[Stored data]
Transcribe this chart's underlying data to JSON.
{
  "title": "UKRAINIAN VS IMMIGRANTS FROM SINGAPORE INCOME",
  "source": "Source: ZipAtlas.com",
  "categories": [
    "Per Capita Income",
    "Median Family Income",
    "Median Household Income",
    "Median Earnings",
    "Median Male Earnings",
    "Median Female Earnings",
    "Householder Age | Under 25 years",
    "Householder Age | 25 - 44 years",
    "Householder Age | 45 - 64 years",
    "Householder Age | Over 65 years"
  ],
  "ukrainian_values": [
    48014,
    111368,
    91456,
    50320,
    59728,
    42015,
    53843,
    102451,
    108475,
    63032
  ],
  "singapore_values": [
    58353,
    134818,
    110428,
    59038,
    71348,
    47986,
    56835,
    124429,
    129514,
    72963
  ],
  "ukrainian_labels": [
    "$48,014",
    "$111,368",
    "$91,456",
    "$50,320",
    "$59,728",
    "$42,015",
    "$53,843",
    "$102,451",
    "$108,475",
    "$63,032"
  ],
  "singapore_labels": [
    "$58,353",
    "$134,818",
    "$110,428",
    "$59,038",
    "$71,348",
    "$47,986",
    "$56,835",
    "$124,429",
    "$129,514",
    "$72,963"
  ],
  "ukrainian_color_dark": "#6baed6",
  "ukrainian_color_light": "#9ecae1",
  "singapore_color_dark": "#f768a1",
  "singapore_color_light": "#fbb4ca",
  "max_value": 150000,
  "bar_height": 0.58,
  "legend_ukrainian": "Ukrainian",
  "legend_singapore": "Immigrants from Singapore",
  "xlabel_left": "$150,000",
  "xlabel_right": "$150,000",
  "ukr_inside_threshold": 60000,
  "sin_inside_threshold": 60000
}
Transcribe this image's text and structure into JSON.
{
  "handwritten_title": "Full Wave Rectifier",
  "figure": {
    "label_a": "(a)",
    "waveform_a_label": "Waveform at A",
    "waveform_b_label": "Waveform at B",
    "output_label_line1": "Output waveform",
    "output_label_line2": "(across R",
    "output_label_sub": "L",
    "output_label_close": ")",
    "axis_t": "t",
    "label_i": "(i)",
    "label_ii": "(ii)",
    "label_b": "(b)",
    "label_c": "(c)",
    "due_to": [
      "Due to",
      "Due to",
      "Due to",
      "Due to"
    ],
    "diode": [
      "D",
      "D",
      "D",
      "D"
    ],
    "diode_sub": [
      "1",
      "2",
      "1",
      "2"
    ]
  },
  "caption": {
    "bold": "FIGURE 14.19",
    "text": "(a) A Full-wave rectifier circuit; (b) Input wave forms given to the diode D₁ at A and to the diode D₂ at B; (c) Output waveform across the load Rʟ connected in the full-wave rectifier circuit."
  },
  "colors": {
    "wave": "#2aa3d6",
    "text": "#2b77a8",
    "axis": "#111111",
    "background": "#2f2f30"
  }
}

Given problem: From the records above, pull out each line that has "Householder".

Response for this exercise:
    "Householder Age | Under 25 years",
    "Householder Age | 25 - 44 years",
    "Householder Age | 45 - 64 years",
    "Householder Age | Over 65 years"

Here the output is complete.